Begin

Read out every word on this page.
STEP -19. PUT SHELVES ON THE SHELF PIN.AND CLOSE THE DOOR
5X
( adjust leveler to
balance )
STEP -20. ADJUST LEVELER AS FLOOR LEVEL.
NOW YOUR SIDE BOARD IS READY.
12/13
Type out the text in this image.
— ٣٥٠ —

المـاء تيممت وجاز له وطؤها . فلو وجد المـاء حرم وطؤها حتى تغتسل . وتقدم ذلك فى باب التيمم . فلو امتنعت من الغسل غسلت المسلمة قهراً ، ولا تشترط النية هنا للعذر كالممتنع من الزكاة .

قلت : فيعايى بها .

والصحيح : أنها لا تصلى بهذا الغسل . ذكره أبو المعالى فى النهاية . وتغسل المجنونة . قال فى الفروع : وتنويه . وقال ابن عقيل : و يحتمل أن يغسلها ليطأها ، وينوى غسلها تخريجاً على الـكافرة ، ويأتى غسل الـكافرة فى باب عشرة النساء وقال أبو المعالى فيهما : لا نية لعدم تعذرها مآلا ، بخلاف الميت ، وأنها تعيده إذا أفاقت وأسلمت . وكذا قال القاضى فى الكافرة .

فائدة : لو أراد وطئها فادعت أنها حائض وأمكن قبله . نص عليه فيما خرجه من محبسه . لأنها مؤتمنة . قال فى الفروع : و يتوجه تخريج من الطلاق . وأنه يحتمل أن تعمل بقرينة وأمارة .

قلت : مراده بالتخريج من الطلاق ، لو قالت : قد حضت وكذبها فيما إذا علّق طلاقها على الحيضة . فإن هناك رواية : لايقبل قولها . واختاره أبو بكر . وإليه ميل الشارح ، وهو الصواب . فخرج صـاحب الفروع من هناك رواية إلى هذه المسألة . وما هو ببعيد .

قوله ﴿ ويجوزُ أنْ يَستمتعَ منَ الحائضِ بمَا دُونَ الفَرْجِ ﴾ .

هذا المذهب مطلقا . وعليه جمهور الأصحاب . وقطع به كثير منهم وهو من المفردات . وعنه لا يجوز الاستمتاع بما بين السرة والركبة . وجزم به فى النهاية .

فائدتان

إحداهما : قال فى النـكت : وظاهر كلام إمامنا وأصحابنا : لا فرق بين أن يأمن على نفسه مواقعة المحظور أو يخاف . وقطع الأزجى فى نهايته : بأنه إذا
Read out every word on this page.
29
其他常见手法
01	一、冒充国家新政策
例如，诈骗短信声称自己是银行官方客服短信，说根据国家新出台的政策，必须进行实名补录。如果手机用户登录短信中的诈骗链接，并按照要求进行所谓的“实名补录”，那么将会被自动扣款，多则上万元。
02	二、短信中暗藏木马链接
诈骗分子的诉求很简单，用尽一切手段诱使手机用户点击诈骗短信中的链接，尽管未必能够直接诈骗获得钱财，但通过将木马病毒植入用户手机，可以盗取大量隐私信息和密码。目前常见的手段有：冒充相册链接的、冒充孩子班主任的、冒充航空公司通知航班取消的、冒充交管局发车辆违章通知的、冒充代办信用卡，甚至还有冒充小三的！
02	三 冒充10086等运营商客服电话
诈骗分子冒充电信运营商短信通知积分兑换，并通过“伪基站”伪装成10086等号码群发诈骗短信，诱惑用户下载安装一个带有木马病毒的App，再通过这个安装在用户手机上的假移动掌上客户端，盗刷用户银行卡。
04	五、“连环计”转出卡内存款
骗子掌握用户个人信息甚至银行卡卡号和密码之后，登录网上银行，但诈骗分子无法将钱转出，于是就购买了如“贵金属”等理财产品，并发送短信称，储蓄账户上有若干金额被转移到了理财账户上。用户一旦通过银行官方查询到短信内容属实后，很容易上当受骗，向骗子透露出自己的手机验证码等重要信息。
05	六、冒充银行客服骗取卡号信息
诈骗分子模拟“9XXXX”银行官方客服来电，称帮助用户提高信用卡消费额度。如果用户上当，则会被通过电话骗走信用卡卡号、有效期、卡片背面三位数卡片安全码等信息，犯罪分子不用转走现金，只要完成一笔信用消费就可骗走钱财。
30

End

# GOAL OF THE EXERCISE
Find every line that holds "الغسل" and copy it.

# THE SOLUTION
المـاء تيممت وجاز له وطؤها . فلو وجد المـاء حرم وطؤها حتى تغتسل . وتقدم ذلك فى باب التيمم . فلو امتنعت من الغسل غسلت المسلمة قهراً ، ولا تشترط النية هنا للعذر كالممتنع من الزكاة .
والصحيح : أنها لا تصلى بهذا الغسل . ذكره أبو المعالى فى النهاية . وتغسل المجنونة . قال فى الفروع : وتنويه . وقال ابن عقيل : و يحتمل أن يغسلها ليطأها ، وينوى غسلها تخريجاً على الـكافرة ، ويأتى غسل الـكافرة فى باب عشرة النساء وقال أبو المعالى فيهما : لا نية لعدم تعذرها مآلا ، بخلاف الميت ، وأنها تعيده إذا أفاقت وأسلمت . وكذا قال القاضى فى الكافرة .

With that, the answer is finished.